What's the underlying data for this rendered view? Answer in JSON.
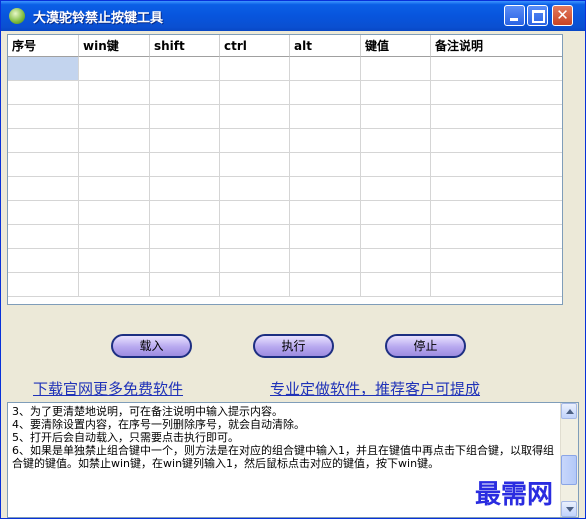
{
  "window": {
    "title": "大漠驼铃禁止按键工具"
  },
  "table": {
    "columns": [
      "序号",
      "win键",
      "shift",
      "ctrl",
      "alt",
      "键值",
      "备注说明"
    ],
    "row_count": 10
  },
  "buttons": {
    "load": "载入",
    "execute": "执行",
    "stop": "停止"
  },
  "links": {
    "download": "下载官网更多免费软件",
    "custom": "专业定做软件，推荐客户可提成"
  },
  "notes": {
    "lines": [
      "3、为了更清楚地说明，可在备注说明中输入提示内容。",
      "4、要清除设置内容，在序号一列删除序号，就会自动清除。",
      "5、打开后会自动载入，只需要点击执行即可。",
      "6、如果是单独禁止组合键中一个，则方法是在对应的组合键中输入1，并且在键值中再点击下组合键，以取得组合键的键值。如禁止win键，在win键列输入1，然后鼠标点击对应的键值，按下win键。"
    ]
  },
  "watermark": "最需网"
}
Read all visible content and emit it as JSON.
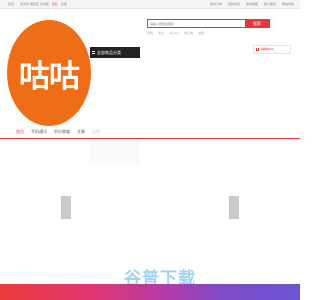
{
  "topbar": {
    "location": "送至：",
    "location_value": "北京市 朝阳区 东城区",
    "login": "您好",
    "register": "注册",
    "links": [
      "我的订单",
      "我的浏览",
      "我的收藏",
      "客户服务",
      "网站导航"
    ]
  },
  "logo": {
    "text": "咕咕",
    "color": "#ed6e17"
  },
  "category_button": {
    "label": "全部商品分类"
  },
  "search": {
    "placeholder": "请输入搜索关键字",
    "button_label": "搜索",
    "hotwords": [
      "手机",
      "牛奶",
      "iphone",
      "笔记本",
      "衣服"
    ]
  },
  "cart": {
    "label": "购物车(0)"
  },
  "nav": {
    "items": [
      {
        "label": "首页",
        "active": true
      },
      {
        "label": "手机通讯",
        "active": false
      },
      {
        "label": "积分商城",
        "active": false
      },
      {
        "label": "文章",
        "active": false
      },
      {
        "label": "品牌",
        "active": false
      }
    ]
  },
  "watermark": {
    "text": "谷普下载"
  },
  "colors": {
    "accent": "#e4393c",
    "logo": "#ed6e17"
  }
}
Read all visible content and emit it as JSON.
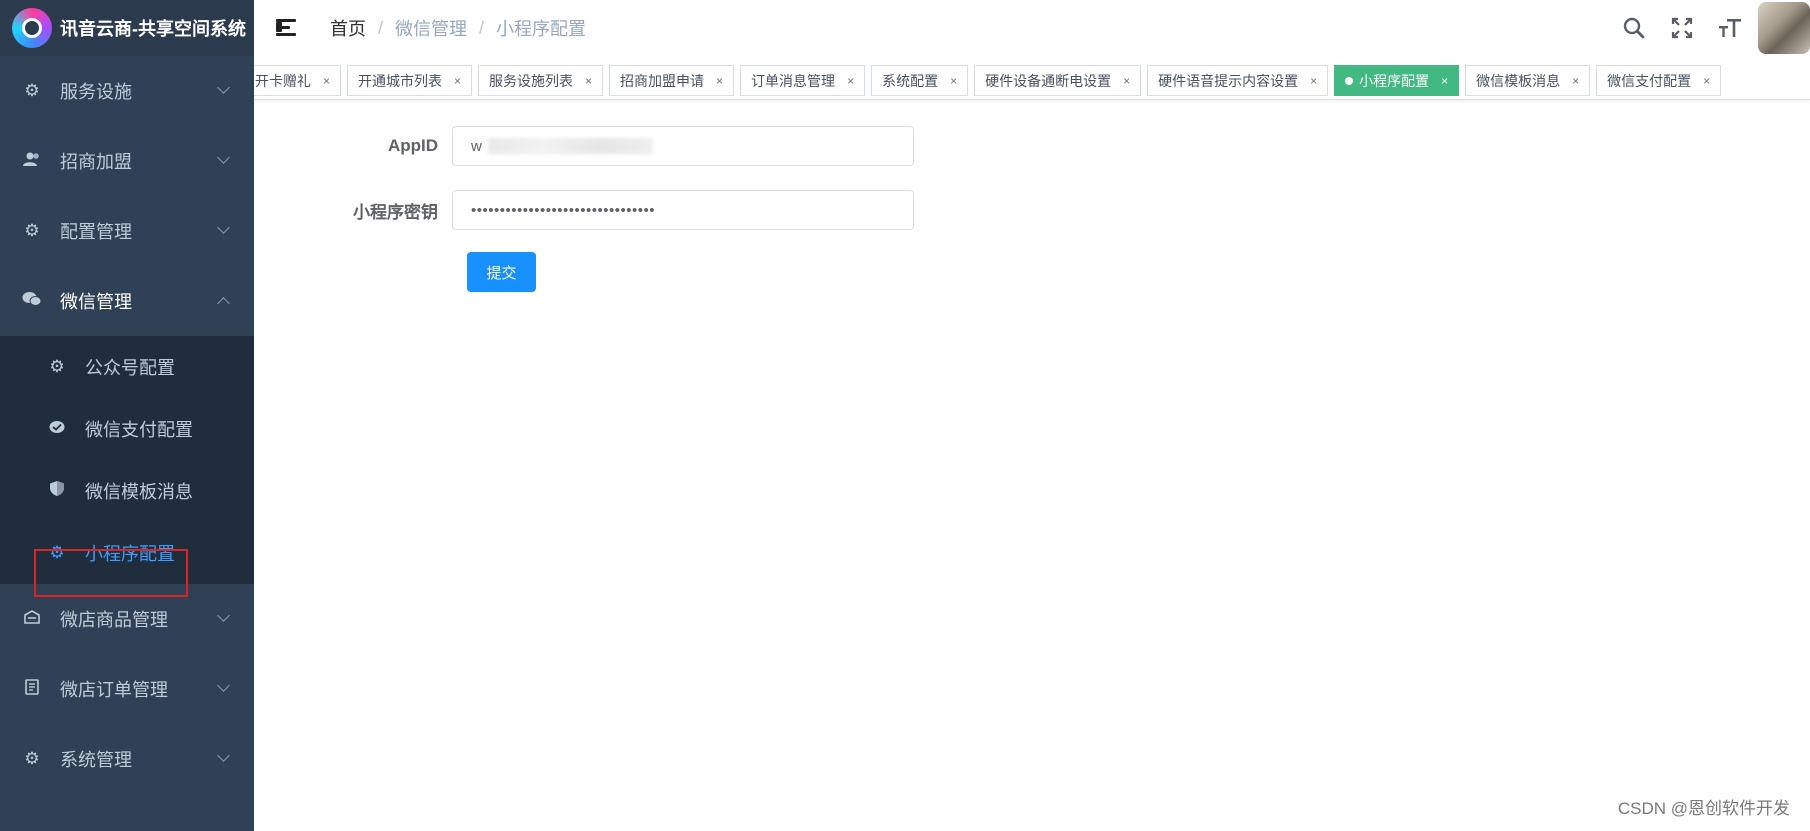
{
  "sidebar": {
    "logo_title": "讯音云商-共享空间系统",
    "menu": [
      {
        "label": "服务设施",
        "icon": "gear-icon"
      },
      {
        "label": "招商加盟",
        "icon": "users-icon"
      },
      {
        "label": "配置管理",
        "icon": "gear-icon"
      },
      {
        "label": "微信管理",
        "icon": "wechat-icon",
        "open": true,
        "children": [
          {
            "label": "公众号配置",
            "icon": "gear-icon"
          },
          {
            "label": "微信支付配置",
            "icon": "wechat-pay-icon"
          },
          {
            "label": "微信模板消息",
            "icon": "shield-icon"
          },
          {
            "label": "小程序配置",
            "icon": "gear-icon",
            "active": true
          }
        ]
      },
      {
        "label": "微店商品管理",
        "icon": "shop-icon"
      },
      {
        "label": "微店订单管理",
        "icon": "order-icon"
      },
      {
        "label": "系统管理",
        "icon": "gear-icon"
      }
    ]
  },
  "navbar": {
    "breadcrumb": [
      "首页",
      "微信管理",
      "小程序配置"
    ]
  },
  "tags": [
    {
      "label": "开卡赠礼"
    },
    {
      "label": "开通城市列表"
    },
    {
      "label": "服务设施列表"
    },
    {
      "label": "招商加盟申请"
    },
    {
      "label": "订单消息管理"
    },
    {
      "label": "系统配置"
    },
    {
      "label": "硬件设备通断电设置"
    },
    {
      "label": "硬件语音提示内容设置"
    },
    {
      "label": "小程序配置",
      "active": true
    },
    {
      "label": "微信模板消息"
    },
    {
      "label": "微信支付配置"
    }
  ],
  "tag_close": "×",
  "form": {
    "appid_label": "AppID",
    "appid_value": "w",
    "secret_label": "小程序密钥",
    "secret_value": "••••••••••••••••••••••••••••••••",
    "submit_label": "提交"
  },
  "watermark": "CSDN @恩创软件开发",
  "colors": {
    "sidebar_bg": "#304156",
    "active_menu": "#409eff",
    "active_tag": "#42b983",
    "primary_button": "#1890ff",
    "highlight_border": "#e02424"
  }
}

---------------

### WHAT YOU NEED TO DO
Search the data for "watermark". Copy every matching line.

### CORRECT RESPONSE
  "watermark": "最需网"
  "watermark": {
  "watermark": "CSDN @恩创软件开发",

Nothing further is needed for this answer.